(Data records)
____________________
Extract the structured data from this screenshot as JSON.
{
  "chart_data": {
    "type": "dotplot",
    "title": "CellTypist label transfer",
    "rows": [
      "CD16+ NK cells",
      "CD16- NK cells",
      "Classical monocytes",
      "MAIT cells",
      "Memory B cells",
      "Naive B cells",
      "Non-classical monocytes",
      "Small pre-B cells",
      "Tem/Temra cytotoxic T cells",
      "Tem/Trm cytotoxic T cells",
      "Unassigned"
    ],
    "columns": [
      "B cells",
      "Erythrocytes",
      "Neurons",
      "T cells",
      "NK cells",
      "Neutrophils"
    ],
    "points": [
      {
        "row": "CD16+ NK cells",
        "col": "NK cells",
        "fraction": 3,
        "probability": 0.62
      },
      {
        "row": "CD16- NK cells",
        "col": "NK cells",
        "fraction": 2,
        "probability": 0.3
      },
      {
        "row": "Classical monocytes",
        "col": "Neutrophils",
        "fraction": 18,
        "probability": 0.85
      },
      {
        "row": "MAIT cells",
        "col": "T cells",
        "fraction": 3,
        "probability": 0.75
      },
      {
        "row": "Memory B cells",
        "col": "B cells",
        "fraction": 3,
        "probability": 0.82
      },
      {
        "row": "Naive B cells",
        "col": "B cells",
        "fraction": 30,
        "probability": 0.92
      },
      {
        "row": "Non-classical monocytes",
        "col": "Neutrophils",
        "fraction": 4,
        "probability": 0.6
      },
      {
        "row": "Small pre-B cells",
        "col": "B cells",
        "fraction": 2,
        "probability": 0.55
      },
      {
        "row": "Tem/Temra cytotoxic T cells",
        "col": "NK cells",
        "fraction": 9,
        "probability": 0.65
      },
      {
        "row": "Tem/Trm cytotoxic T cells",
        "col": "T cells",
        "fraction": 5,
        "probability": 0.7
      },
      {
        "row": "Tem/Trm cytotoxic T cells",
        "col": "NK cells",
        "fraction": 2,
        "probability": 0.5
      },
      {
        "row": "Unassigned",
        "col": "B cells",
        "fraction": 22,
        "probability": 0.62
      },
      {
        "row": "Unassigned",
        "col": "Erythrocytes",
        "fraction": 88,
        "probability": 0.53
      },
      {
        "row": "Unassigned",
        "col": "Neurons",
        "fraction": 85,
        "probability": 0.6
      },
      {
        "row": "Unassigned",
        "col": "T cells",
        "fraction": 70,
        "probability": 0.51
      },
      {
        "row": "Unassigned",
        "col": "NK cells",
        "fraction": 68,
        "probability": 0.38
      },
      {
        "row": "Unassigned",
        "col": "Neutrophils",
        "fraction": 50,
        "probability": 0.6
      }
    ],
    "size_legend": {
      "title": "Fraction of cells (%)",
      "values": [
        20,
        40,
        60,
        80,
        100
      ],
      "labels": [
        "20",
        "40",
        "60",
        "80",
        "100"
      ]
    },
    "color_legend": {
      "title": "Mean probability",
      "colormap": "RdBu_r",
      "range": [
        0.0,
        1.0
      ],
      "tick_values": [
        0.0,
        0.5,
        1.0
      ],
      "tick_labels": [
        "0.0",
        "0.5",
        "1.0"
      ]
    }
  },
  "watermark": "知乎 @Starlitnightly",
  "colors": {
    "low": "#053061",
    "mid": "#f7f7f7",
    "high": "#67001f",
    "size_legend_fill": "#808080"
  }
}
____________________
Problem statement
In full and without error, retype the entries above.

Problem solution
Extract the structured data from this screenshot as JSON.
{
  "chart_data": {
    "type": "dotplot",
    "title": "CellTypist label transfer",
    "rows": [
      "CD16+ NK cells",
      "CD16- NK cells",
      "Classical monocytes",
      "MAIT cells",
      "Memory B cells",
      "Naive B cells",
      "Non-classical monocytes",
      "Small pre-B cells",
      "Tem/Temra cytotoxic T cells",
      "Tem/Trm cytotoxic T cells",
      "Unassigned"
    ],
    "columns": [
      "B cells",
      "Erythrocytes",
      "Neurons",
      "T cells",
      "NK cells",
      "Neutrophils"
    ],
    "points": [
      {
        "row": "CD16+ NK cells",
        "col": "NK cells",
        "fraction": 3,
        "probability": 0.62
      },
      {
        "row": "CD16- NK cells",
        "col": "NK cells",
        "fraction": 2,
        "probability": 0.3
      },
      {
        "row": "Classical monocytes",
        "col": "Neutrophils",
        "fraction": 18,
        "probability": 0.85
      },
      {
        "row": "MAIT cells",
        "col": "T cells",
        "fraction": 3,
        "probability": 0.75
      },
      {
        "row": "Memory B cells",
        "col": "B cells",
        "fraction": 3,
        "probability": 0.82
      },
      {
        "row": "Naive B cells",
        "col": "B cells",
        "fraction": 30,
        "probability": 0.92
      },
      {
        "row": "Non-classical monocytes",
        "col": "Neutrophils",
        "fraction": 4,
        "probability": 0.6
      },
      {
        "row": "Small pre-B cells",
        "col": "B cells",
        "fraction": 2,
        "probability": 0.55
      },
      {
        "row": "Tem/Temra cytotoxic T cells",
        "col": "NK cells",
        "fraction": 9,
        "probability": 0.65
      },
      {
        "row": "Tem/Trm cytotoxic T cells",
        "col": "T cells",
        "fraction": 5,
        "probability": 0.7
      },
      {
        "row": "Tem/Trm cytotoxic T cells",
        "col": "NK cells",
        "fraction": 2,
        "probability": 0.5
      },
      {
        "row": "Unassigned",
        "col": "B cells",
        "fraction": 22,
        "probability": 0.62
      },
      {
        "row": "Unassigned",
        "col": "Erythrocytes",
        "fraction": 88,
        "probability": 0.53
      },
      {
        "row": "Unassigned",
        "col": "Neurons",
        "fraction": 85,
        "probability": 0.6
      },
      {
        "row": "Unassigned",
        "col": "T cells",
        "fraction": 70,
        "probability": 0.51
      },
      {
        "row": "Unassigned",
        "col": "NK cells",
        "fraction": 68,
        "probability": 0.38
      },
      {
        "row": "Unassigned",
        "col": "Neutrophils",
        "fraction": 50,
        "probability": 0.6
      }
    ],
    "size_legend": {
      "title": "Fraction of cells (%)",
      "values": [
        20,
        40,
        60,
        80,
        100
      ],
      "labels": [
        "20",
        "40",
        "60",
        "80",
        "100"
      ]
    },
    "color_legend": {
      "title": "Mean probability",
      "colormap": "RdBu_r",
      "range": [
        0.0,
        1.0
      ],
      "tick_values": [
        0.0,
        0.5,
        1.0
      ],
      "tick_labels": [
        "0.0",
        "0.5",
        "1.0"
      ]
    }
  },
  "watermark": "知乎 @Starlitnightly",
  "colors": {
    "low": "#053061",
    "mid": "#f7f7f7",
    "high": "#67001f",
    "size_legend_fill": "#808080"
  }
}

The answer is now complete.